(Dataset items)
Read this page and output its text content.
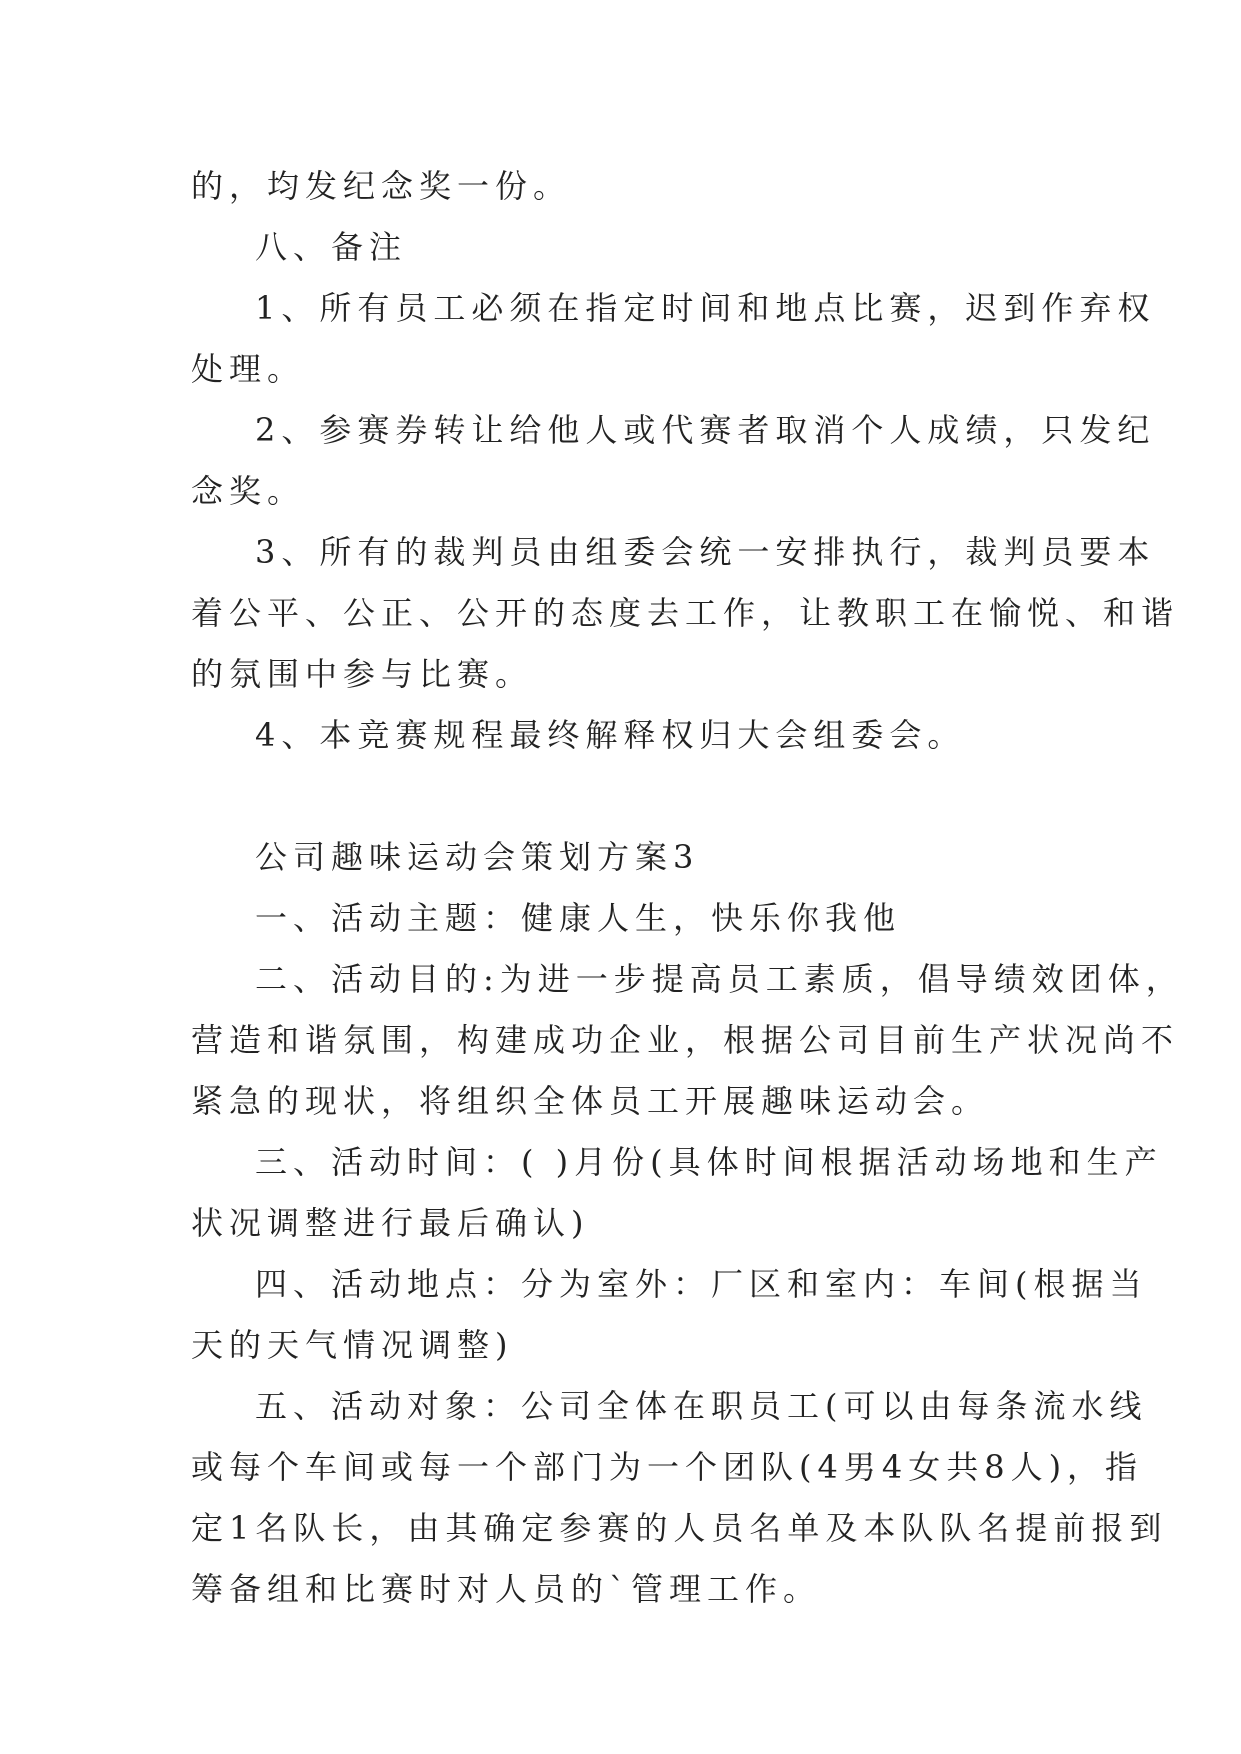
的，均发纪念奖一份。

八、备注

1、所有员工必须在指定时间和地点比赛，迟到作弃权

处理。

2、参赛券转让给他人或代赛者取消个人成绩，只发纪

念奖。

3、所有的裁判员由组委会统一安排执行，裁判员要本

着公平、公正、公开的态度去工作，让教职工在愉悦、和谐

的氛围中参与比赛。

4、本竞赛规程最终解释权归大会组委会。

公司趣味运动会策划方案3

一、活动主题：健康人生，快乐你我他

二、活动目的:为进一步提高员工素质，倡导绩效团体，

营造和谐氛围，构建成功企业，根据公司目前生产状况尚不

紧急的现状，将组织全体员工开展趣味运动会。

三、活动时间：( )月份(具体时间根据活动场地和生产

状况调整进行最后确认)

四、活动地点：分为室外：厂区和室内：车间(根据当

天的天气情况调整)

五、活动对象：公司全体在职员工(可以由每条流水线

或每个车间或每一个部门为一个团队(4男4女共8人)，指

定1名队长，由其确定参赛的人员名单及本队队名提前报到

筹备组和比赛时对人员的`管理工作。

• [WRITTEN INSTRUCTION]: Exclude the pictures and repeat every other part of the records word for word.

• [TASK ANSWER]:
Read this page and output its text content.
的，均发纪念奖一份。

八、备注

1、所有员工必须在指定时间和地点比赛，迟到作弃权

处理。

2、参赛券转让给他人或代赛者取消个人成绩，只发纪

念奖。

3、所有的裁判员由组委会统一安排执行，裁判员要本

着公平、公正、公开的态度去工作，让教职工在愉悦、和谐

的氛围中参与比赛。

4、本竞赛规程最终解释权归大会组委会。

公司趣味运动会策划方案3

一、活动主题：健康人生，快乐你我他

二、活动目的:为进一步提高员工素质，倡导绩效团体，

营造和谐氛围，构建成功企业，根据公司目前生产状况尚不

紧急的现状，将组织全体员工开展趣味运动会。

三、活动时间：( )月份(具体时间根据活动场地和生产

状况调整进行最后确认)

四、活动地点：分为室外：厂区和室内：车间(根据当

天的天气情况调整)

五、活动对象：公司全体在职员工(可以由每条流水线

或每个车间或每一个部门为一个团队(4男4女共8人)，指

定1名队长，由其确定参赛的人员名单及本队队名提前报到

筹备组和比赛时对人员的`管理工作。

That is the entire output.